***** Records to use

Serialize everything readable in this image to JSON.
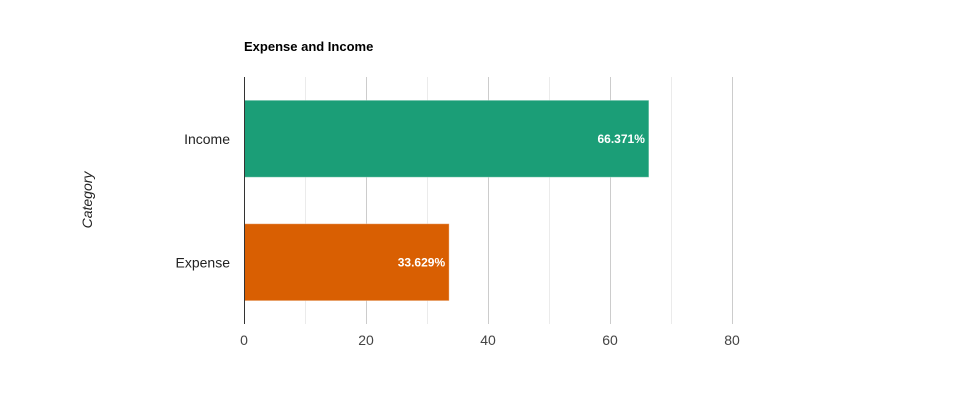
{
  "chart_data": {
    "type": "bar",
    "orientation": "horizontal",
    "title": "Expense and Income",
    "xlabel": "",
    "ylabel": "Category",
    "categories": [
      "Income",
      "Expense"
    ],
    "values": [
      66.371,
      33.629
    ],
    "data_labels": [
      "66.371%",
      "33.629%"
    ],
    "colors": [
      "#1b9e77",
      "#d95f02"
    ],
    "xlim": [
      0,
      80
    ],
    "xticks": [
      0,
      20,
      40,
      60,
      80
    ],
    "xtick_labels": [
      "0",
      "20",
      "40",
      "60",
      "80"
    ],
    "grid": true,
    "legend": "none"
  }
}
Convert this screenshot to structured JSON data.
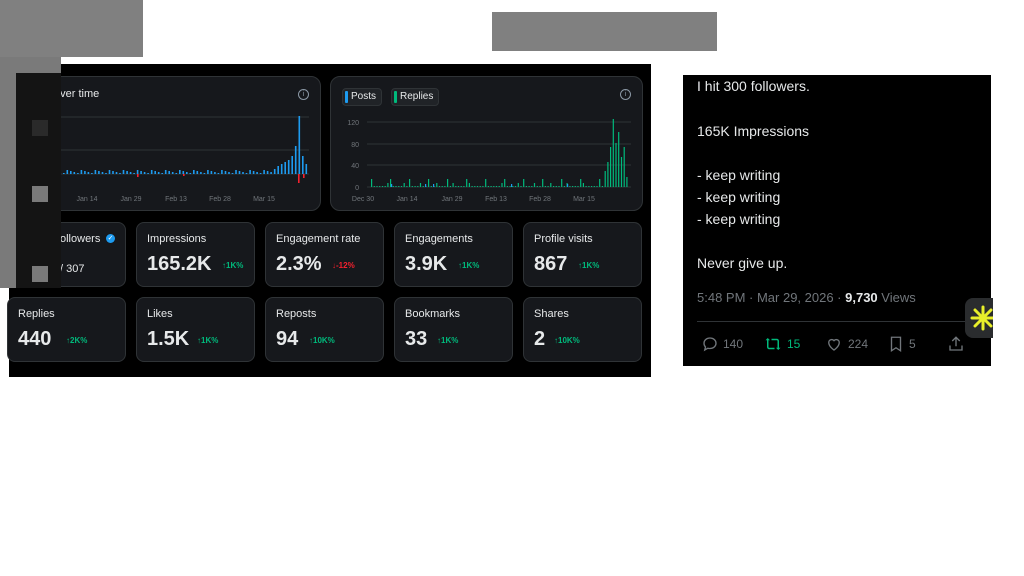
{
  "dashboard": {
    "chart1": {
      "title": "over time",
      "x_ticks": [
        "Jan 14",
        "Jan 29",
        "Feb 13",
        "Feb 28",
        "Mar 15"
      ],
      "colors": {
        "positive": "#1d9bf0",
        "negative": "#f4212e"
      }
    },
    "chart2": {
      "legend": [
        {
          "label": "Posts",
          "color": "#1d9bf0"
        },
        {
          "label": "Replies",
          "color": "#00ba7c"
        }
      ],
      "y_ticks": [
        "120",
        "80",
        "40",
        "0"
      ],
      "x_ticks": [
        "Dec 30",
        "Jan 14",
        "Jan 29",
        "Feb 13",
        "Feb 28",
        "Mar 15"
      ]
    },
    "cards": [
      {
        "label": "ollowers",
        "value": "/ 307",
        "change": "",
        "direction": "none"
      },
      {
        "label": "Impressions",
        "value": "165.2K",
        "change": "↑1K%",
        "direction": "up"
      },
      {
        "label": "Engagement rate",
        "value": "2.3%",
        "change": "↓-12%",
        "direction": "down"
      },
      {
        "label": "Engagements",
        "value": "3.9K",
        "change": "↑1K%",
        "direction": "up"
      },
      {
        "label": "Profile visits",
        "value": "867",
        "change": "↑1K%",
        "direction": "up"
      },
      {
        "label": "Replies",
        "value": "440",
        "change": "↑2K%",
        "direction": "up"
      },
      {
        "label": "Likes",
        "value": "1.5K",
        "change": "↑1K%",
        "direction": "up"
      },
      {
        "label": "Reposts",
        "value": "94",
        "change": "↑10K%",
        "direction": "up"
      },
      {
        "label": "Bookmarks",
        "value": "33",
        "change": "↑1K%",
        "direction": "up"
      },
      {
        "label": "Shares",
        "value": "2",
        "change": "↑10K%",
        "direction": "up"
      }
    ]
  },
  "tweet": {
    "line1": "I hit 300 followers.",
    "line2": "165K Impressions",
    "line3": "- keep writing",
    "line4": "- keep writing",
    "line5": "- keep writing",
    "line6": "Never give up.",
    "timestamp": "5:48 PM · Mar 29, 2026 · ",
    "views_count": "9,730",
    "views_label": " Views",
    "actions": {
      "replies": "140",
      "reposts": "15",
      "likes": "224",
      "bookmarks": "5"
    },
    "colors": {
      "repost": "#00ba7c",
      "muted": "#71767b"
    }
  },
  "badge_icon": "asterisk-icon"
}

**********

What is asked:
Work out how many lines of the listing above include the word "title". Report only the number.

The solution:
2